# start of Listed entries
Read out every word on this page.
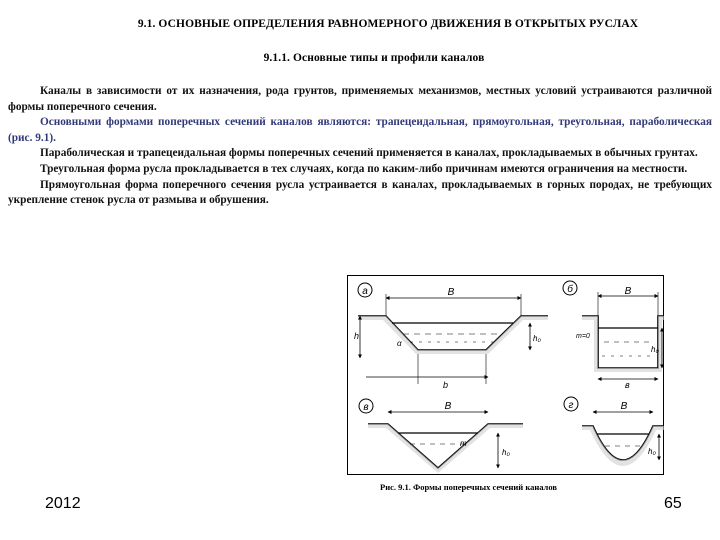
9.1. ОСНОВНЫЕ ОПРЕДЕЛЕНИЯ РАВНОМЕРНОГО ДВИЖЕНИЯ В ОТКРЫТЫХ РУСЛАХ
9.1.1. Основные типы и профили каналов

Каналы в зависимости от их назначения, рода грунтов, применяемых механизмов, местных условий устраиваются различной формы поперечного сечения.

Основными формами поперечных сечений каналов являются: трапецеидальная, прямоугольная, треугольная, параболическая (рис. 9.1).

Параболическая и трапецеидальная формы поперечных сечений применяется в каналах, прокладываемых в обычных грунтах.

Треугольная форма русла прокладывается в тех случаях, когда по каким-либо причинам имеются ограничения на местности.

Прямоугольная форма поперечного сечения русла устраивается в каналах, прокладываемых в горных породах, не требующих укрепление стенок русла от размыва и обрушения.

а	B
h	h₀
α
b
б	B
m=0
h₀
в
в	B
m
h₀
г	B
h₀
Рис. 9.1. Формы поперечных сечений каналов
2012	65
# end of Listed entries
## Task instructions
Your copy should repeat each entry above exactly but contain no pictures.

## Result
Read out every word on this page.
9.1. ОСНОВНЫЕ ОПРЕДЕЛЕНИЯ РАВНОМЕРНОГО ДВИЖЕНИЯ В ОТКРЫТЫХ РУСЛАХ
9.1.1. Основные типы и профили каналов

Каналы в зависимости от их назначения, рода грунтов, применяемых механизмов, местных условий устраиваются различной формы поперечного сечения.

Основными формами поперечных сечений каналов являются: трапецеидальная, прямоугольная, треугольная, параболическая (рис. 9.1).

Параболическая и трапецеидальная формы поперечных сечений применяется в каналах, прокладываемых в обычных грунтах.

Треугольная форма русла прокладывается в тех случаях, когда по каким-либо причинам имеются ограничения на местности.

Прямоугольная форма поперечного сечения русла устраивается в каналах, прокладываемых в горных породах, не требующих укрепление стенок русла от размыва и обрушения.

а	B
h	h₀
α
b
б	B
m=0
h₀
в
в	B
m
h₀
г	B
h₀
Рис. 9.1. Формы поперечных сечений каналов
2012	65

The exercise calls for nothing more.